## Exercise brief:
Find every line with the string "JSON" in it, count them, and reply with that count only.

## The records:

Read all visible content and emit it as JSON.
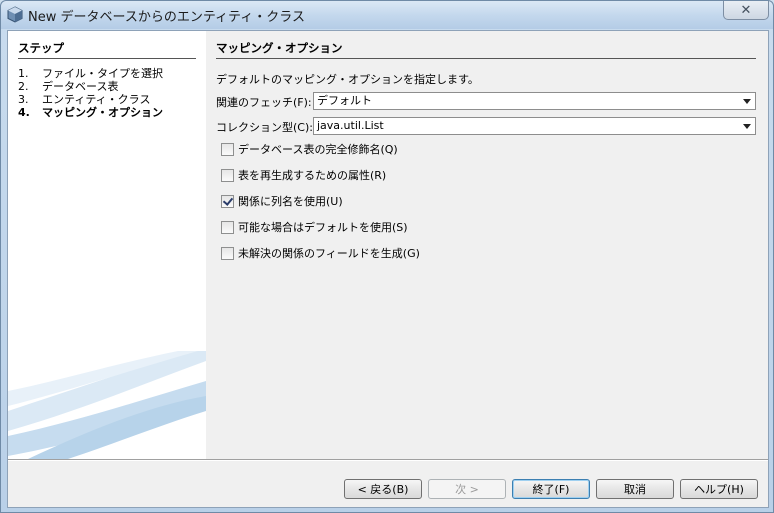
{
  "window": {
    "title": "New データベースからのエンティティ・クラス",
    "close_label": "✕"
  },
  "steps": {
    "heading": "ステップ",
    "items": [
      {
        "num": "1.",
        "label": "ファイル・タイプを選択"
      },
      {
        "num": "2.",
        "label": "データベース表"
      },
      {
        "num": "3.",
        "label": "エンティティ・クラス"
      },
      {
        "num": "4.",
        "label": "マッピング・オプション"
      }
    ],
    "current_index": 3
  },
  "content": {
    "heading": "マッピング・オプション",
    "instruction": "デフォルトのマッピング・オプションを指定します。",
    "fetch": {
      "label": "関連のフェッチ(F):",
      "value": "デフォルト"
    },
    "collection": {
      "label": "コレクション型(C):",
      "value": "java.util.List"
    },
    "checkboxes": [
      {
        "label": "データベース表の完全修飾名(Q)",
        "checked": false
      },
      {
        "label": "表を再生成するための属性(R)",
        "checked": false
      },
      {
        "label": "関係に列名を使用(U)",
        "checked": true
      },
      {
        "label": "可能な場合はデフォルトを使用(S)",
        "checked": false
      },
      {
        "label": "未解決の関係のフィールドを生成(G)",
        "checked": false
      }
    ]
  },
  "buttons": {
    "back": "< 戻る(B)",
    "next": "次 >",
    "finish": "終了(F)",
    "cancel": "取消",
    "help": "ヘルプ(H)"
  },
  "colors": {
    "accent": "#3c7fb1",
    "swoosh": "#b7d3ea"
  }
}
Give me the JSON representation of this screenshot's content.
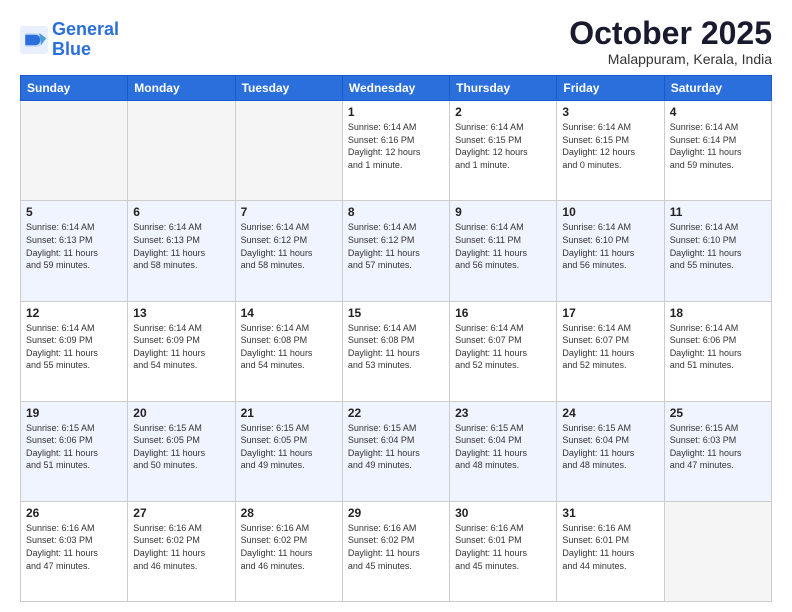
{
  "header": {
    "logo_line1": "General",
    "logo_line2": "Blue",
    "month": "October 2025",
    "location": "Malappuram, Kerala, India"
  },
  "days_of_week": [
    "Sunday",
    "Monday",
    "Tuesday",
    "Wednesday",
    "Thursday",
    "Friday",
    "Saturday"
  ],
  "weeks": [
    [
      {
        "day": "",
        "info": ""
      },
      {
        "day": "",
        "info": ""
      },
      {
        "day": "",
        "info": ""
      },
      {
        "day": "1",
        "info": "Sunrise: 6:14 AM\nSunset: 6:16 PM\nDaylight: 12 hours\nand 1 minute."
      },
      {
        "day": "2",
        "info": "Sunrise: 6:14 AM\nSunset: 6:15 PM\nDaylight: 12 hours\nand 1 minute."
      },
      {
        "day": "3",
        "info": "Sunrise: 6:14 AM\nSunset: 6:15 PM\nDaylight: 12 hours\nand 0 minutes."
      },
      {
        "day": "4",
        "info": "Sunrise: 6:14 AM\nSunset: 6:14 PM\nDaylight: 11 hours\nand 59 minutes."
      }
    ],
    [
      {
        "day": "5",
        "info": "Sunrise: 6:14 AM\nSunset: 6:13 PM\nDaylight: 11 hours\nand 59 minutes."
      },
      {
        "day": "6",
        "info": "Sunrise: 6:14 AM\nSunset: 6:13 PM\nDaylight: 11 hours\nand 58 minutes."
      },
      {
        "day": "7",
        "info": "Sunrise: 6:14 AM\nSunset: 6:12 PM\nDaylight: 11 hours\nand 58 minutes."
      },
      {
        "day": "8",
        "info": "Sunrise: 6:14 AM\nSunset: 6:12 PM\nDaylight: 11 hours\nand 57 minutes."
      },
      {
        "day": "9",
        "info": "Sunrise: 6:14 AM\nSunset: 6:11 PM\nDaylight: 11 hours\nand 56 minutes."
      },
      {
        "day": "10",
        "info": "Sunrise: 6:14 AM\nSunset: 6:10 PM\nDaylight: 11 hours\nand 56 minutes."
      },
      {
        "day": "11",
        "info": "Sunrise: 6:14 AM\nSunset: 6:10 PM\nDaylight: 11 hours\nand 55 minutes."
      }
    ],
    [
      {
        "day": "12",
        "info": "Sunrise: 6:14 AM\nSunset: 6:09 PM\nDaylight: 11 hours\nand 55 minutes."
      },
      {
        "day": "13",
        "info": "Sunrise: 6:14 AM\nSunset: 6:09 PM\nDaylight: 11 hours\nand 54 minutes."
      },
      {
        "day": "14",
        "info": "Sunrise: 6:14 AM\nSunset: 6:08 PM\nDaylight: 11 hours\nand 54 minutes."
      },
      {
        "day": "15",
        "info": "Sunrise: 6:14 AM\nSunset: 6:08 PM\nDaylight: 11 hours\nand 53 minutes."
      },
      {
        "day": "16",
        "info": "Sunrise: 6:14 AM\nSunset: 6:07 PM\nDaylight: 11 hours\nand 52 minutes."
      },
      {
        "day": "17",
        "info": "Sunrise: 6:14 AM\nSunset: 6:07 PM\nDaylight: 11 hours\nand 52 minutes."
      },
      {
        "day": "18",
        "info": "Sunrise: 6:14 AM\nSunset: 6:06 PM\nDaylight: 11 hours\nand 51 minutes."
      }
    ],
    [
      {
        "day": "19",
        "info": "Sunrise: 6:15 AM\nSunset: 6:06 PM\nDaylight: 11 hours\nand 51 minutes."
      },
      {
        "day": "20",
        "info": "Sunrise: 6:15 AM\nSunset: 6:05 PM\nDaylight: 11 hours\nand 50 minutes."
      },
      {
        "day": "21",
        "info": "Sunrise: 6:15 AM\nSunset: 6:05 PM\nDaylight: 11 hours\nand 49 minutes."
      },
      {
        "day": "22",
        "info": "Sunrise: 6:15 AM\nSunset: 6:04 PM\nDaylight: 11 hours\nand 49 minutes."
      },
      {
        "day": "23",
        "info": "Sunrise: 6:15 AM\nSunset: 6:04 PM\nDaylight: 11 hours\nand 48 minutes."
      },
      {
        "day": "24",
        "info": "Sunrise: 6:15 AM\nSunset: 6:04 PM\nDaylight: 11 hours\nand 48 minutes."
      },
      {
        "day": "25",
        "info": "Sunrise: 6:15 AM\nSunset: 6:03 PM\nDaylight: 11 hours\nand 47 minutes."
      }
    ],
    [
      {
        "day": "26",
        "info": "Sunrise: 6:16 AM\nSunset: 6:03 PM\nDaylight: 11 hours\nand 47 minutes."
      },
      {
        "day": "27",
        "info": "Sunrise: 6:16 AM\nSunset: 6:02 PM\nDaylight: 11 hours\nand 46 minutes."
      },
      {
        "day": "28",
        "info": "Sunrise: 6:16 AM\nSunset: 6:02 PM\nDaylight: 11 hours\nand 46 minutes."
      },
      {
        "day": "29",
        "info": "Sunrise: 6:16 AM\nSunset: 6:02 PM\nDaylight: 11 hours\nand 45 minutes."
      },
      {
        "day": "30",
        "info": "Sunrise: 6:16 AM\nSunset: 6:01 PM\nDaylight: 11 hours\nand 45 minutes."
      },
      {
        "day": "31",
        "info": "Sunrise: 6:16 AM\nSunset: 6:01 PM\nDaylight: 11 hours\nand 44 minutes."
      },
      {
        "day": "",
        "info": ""
      }
    ]
  ]
}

## Output for this task:
2